(RECORDS TO PROCESS begins)
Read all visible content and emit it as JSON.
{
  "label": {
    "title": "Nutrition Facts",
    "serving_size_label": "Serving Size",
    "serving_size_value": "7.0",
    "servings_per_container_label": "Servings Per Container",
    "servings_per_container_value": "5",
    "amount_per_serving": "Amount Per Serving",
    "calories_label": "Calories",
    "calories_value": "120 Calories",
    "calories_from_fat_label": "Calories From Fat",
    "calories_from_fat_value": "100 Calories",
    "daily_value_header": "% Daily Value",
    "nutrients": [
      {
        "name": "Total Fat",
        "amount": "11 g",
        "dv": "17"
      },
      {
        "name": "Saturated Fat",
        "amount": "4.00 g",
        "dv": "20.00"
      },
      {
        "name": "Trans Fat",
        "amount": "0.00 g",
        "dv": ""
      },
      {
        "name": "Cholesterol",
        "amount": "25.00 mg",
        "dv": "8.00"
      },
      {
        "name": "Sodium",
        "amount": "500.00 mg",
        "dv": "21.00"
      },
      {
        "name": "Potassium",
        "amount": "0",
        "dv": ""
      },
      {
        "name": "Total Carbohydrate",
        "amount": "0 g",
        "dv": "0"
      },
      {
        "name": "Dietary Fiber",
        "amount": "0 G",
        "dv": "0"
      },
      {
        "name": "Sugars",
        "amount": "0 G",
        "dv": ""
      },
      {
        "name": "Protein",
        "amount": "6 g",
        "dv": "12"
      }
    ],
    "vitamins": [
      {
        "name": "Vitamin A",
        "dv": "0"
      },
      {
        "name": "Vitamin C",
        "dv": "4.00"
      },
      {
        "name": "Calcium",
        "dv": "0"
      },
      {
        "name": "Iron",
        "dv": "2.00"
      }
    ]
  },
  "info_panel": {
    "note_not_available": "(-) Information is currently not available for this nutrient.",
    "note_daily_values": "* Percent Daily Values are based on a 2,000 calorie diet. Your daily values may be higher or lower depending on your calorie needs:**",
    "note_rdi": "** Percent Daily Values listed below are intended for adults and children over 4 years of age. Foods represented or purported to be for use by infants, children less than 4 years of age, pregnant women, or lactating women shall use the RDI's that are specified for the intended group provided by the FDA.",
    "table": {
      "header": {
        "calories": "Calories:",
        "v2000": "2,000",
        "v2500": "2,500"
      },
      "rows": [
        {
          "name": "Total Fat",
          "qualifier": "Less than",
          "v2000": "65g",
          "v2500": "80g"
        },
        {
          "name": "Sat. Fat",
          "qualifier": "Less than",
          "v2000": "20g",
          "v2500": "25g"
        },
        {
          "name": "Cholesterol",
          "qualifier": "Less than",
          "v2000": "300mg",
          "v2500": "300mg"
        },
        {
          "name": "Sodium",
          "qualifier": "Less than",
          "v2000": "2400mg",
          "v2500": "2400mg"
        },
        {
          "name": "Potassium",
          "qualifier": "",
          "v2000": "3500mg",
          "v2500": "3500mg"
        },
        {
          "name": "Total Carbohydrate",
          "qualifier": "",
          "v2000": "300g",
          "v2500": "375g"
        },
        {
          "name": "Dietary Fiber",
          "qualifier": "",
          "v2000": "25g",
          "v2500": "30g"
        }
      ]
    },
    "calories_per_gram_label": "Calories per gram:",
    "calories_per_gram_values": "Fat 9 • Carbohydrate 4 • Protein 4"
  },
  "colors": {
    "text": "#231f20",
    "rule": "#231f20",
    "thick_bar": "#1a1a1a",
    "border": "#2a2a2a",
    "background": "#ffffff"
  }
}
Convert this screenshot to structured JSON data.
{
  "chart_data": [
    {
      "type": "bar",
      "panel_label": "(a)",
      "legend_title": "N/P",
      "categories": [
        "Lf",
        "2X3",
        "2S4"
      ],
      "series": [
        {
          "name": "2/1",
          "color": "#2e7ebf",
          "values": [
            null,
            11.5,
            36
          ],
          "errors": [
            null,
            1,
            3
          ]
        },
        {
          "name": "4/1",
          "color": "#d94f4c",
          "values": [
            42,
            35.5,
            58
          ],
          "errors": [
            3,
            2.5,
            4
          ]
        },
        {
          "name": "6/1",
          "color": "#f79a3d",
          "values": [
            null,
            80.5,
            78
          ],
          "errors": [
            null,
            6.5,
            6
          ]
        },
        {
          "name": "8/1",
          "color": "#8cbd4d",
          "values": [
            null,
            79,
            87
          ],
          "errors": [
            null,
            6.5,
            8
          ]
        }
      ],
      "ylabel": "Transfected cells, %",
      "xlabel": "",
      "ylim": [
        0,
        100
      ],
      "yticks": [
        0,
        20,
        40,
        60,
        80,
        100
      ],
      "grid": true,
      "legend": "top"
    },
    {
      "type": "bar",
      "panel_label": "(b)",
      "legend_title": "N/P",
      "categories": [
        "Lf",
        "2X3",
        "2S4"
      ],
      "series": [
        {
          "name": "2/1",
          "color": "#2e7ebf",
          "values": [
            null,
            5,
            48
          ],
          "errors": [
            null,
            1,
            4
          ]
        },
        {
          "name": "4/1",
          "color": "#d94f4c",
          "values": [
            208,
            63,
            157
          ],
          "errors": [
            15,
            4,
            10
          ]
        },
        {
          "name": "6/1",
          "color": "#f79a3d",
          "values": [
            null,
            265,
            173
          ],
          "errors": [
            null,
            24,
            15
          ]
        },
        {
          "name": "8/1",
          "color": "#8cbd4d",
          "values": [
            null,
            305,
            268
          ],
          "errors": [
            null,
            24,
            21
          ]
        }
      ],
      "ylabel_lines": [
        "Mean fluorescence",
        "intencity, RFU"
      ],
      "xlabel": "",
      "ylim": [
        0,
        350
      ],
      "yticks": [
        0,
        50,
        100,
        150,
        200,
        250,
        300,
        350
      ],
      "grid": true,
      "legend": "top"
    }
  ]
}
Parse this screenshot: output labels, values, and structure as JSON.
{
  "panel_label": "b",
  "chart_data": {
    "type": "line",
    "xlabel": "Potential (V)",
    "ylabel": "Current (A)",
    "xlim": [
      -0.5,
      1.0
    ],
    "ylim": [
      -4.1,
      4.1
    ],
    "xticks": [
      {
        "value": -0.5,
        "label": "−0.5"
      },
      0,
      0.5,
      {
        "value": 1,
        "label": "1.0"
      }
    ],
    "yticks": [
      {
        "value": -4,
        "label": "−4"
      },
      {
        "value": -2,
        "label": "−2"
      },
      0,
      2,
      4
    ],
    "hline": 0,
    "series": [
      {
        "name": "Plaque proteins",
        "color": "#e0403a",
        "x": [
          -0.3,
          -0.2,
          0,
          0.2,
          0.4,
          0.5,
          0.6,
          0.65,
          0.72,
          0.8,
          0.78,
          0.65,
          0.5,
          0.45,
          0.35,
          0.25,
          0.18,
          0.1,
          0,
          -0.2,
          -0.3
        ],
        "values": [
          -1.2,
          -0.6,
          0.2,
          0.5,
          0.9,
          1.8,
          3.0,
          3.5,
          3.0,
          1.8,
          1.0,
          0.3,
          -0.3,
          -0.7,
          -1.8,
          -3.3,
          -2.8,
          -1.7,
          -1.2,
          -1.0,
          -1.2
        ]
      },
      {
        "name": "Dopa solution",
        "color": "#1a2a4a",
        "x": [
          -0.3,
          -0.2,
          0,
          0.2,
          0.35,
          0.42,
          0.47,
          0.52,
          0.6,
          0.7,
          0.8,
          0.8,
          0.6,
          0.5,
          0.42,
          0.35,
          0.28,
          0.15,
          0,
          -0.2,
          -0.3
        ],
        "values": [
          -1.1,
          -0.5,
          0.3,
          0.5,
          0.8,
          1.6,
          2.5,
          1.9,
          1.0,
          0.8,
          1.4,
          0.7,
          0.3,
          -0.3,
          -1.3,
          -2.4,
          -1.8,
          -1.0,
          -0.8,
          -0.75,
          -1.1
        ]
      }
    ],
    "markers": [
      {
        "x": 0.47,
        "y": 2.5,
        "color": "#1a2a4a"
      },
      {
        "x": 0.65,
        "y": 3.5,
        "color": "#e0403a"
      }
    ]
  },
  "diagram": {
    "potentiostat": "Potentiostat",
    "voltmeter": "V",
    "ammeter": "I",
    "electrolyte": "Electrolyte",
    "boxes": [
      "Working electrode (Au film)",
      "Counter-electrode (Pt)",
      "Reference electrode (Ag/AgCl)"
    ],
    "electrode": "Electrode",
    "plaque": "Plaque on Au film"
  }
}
(RECORDS TO PROCESS ends)
TRY IT
Return, from the entries, each line that holds "Dietary".

TASK OUTPUT
        "name": "Dietary Fiber",
          "name": "Dietary Fiber",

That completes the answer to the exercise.